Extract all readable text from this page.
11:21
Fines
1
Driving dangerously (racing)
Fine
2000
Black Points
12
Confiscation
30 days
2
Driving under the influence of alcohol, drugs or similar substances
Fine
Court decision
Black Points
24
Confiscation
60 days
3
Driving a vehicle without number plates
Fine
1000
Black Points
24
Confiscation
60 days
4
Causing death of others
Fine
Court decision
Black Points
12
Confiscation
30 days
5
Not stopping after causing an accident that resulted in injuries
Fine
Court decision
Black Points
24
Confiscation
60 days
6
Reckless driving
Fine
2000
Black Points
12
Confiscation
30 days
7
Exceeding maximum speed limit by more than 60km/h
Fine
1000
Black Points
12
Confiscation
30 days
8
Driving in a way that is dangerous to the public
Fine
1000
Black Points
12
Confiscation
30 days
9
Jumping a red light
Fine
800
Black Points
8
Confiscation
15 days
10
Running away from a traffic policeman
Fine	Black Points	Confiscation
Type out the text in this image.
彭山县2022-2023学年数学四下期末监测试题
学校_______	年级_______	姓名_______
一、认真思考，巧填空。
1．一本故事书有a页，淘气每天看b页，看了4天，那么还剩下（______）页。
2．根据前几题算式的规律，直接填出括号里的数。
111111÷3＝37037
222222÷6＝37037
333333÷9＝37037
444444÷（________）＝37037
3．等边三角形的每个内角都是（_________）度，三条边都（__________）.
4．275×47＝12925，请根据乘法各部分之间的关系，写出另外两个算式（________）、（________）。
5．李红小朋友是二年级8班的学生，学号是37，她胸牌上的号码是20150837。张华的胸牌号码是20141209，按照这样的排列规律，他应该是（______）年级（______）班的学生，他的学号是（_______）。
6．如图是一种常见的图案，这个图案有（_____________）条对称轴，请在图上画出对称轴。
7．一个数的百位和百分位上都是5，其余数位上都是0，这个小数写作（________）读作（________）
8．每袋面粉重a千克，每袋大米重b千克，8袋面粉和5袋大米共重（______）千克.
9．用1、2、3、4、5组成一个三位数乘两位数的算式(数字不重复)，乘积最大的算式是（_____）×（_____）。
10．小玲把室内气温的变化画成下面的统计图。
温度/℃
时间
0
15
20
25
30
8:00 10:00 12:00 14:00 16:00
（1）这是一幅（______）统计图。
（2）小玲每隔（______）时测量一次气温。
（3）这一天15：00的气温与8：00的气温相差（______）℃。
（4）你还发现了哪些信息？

# WHAT TO WORK ON
Restate every entry word for word.

# TASK ANSWER
Extract all readable text from this page.
11:21
Fines
1
Driving dangerously (racing)
Fine
2000
Black Points
12
Confiscation
30 days
2
Driving under the influence of alcohol, drugs or similar substances
Fine
Court decision
Black Points
24
Confiscation
60 days
3
Driving a vehicle without number plates
Fine
1000
Black Points
24
Confiscation
60 days
4
Causing death of others
Fine
Court decision
Black Points
12
Confiscation
30 days
5
Not stopping after causing an accident that resulted in injuries
Fine
Court decision
Black Points
24
Confiscation
60 days
6
Reckless driving
Fine
2000
Black Points
12
Confiscation
30 days
7
Exceeding maximum speed limit by more than 60km/h
Fine
1000
Black Points
12
Confiscation
30 days
8
Driving in a way that is dangerous to the public
Fine
1000
Black Points
12
Confiscation
30 days
9
Jumping a red light
Fine
800
Black Points
8
Confiscation
15 days
10
Running away from a traffic policeman
Fine	Black Points	Confiscation
Type out the text in this image.
彭山县2022-2023学年数学四下期末监测试题
学校_______	年级_______	姓名_______
一、认真思考，巧填空。
1．一本故事书有a页，淘气每天看b页，看了4天，那么还剩下（______）页。
2．根据前几题算式的规律，直接填出括号里的数。
111111÷3＝37037
222222÷6＝37037
333333÷9＝37037
444444÷（________）＝37037
3．等边三角形的每个内角都是（_________）度，三条边都（__________）.
4．275×47＝12925，请根据乘法各部分之间的关系，写出另外两个算式（________）、（________）。
5．李红小朋友是二年级8班的学生，学号是37，她胸牌上的号码是20150837。张华的胸牌号码是20141209，按照这样的排列规律，他应该是（______）年级（______）班的学生，他的学号是（_______）。
6．如图是一种常见的图案，这个图案有（_____________）条对称轴，请在图上画出对称轴。
7．一个数的百位和百分位上都是5，其余数位上都是0，这个小数写作（________）读作（________）
8．每袋面粉重a千克，每袋大米重b千克，8袋面粉和5袋大米共重（______）千克.
9．用1、2、3、4、5组成一个三位数乘两位数的算式(数字不重复)，乘积最大的算式是（_____）×（_____）。
10．小玲把室内气温的变化画成下面的统计图。
温度/℃
时间
0
15
20
25
30
8:00 10:00 12:00 14:00 16:00
（1）这是一幅（______）统计图。
（2）小玲每隔（______）时测量一次气温。
（3）这一天15：00的气温与8：00的气温相差（______）℃。
（4）你还发现了哪些信息？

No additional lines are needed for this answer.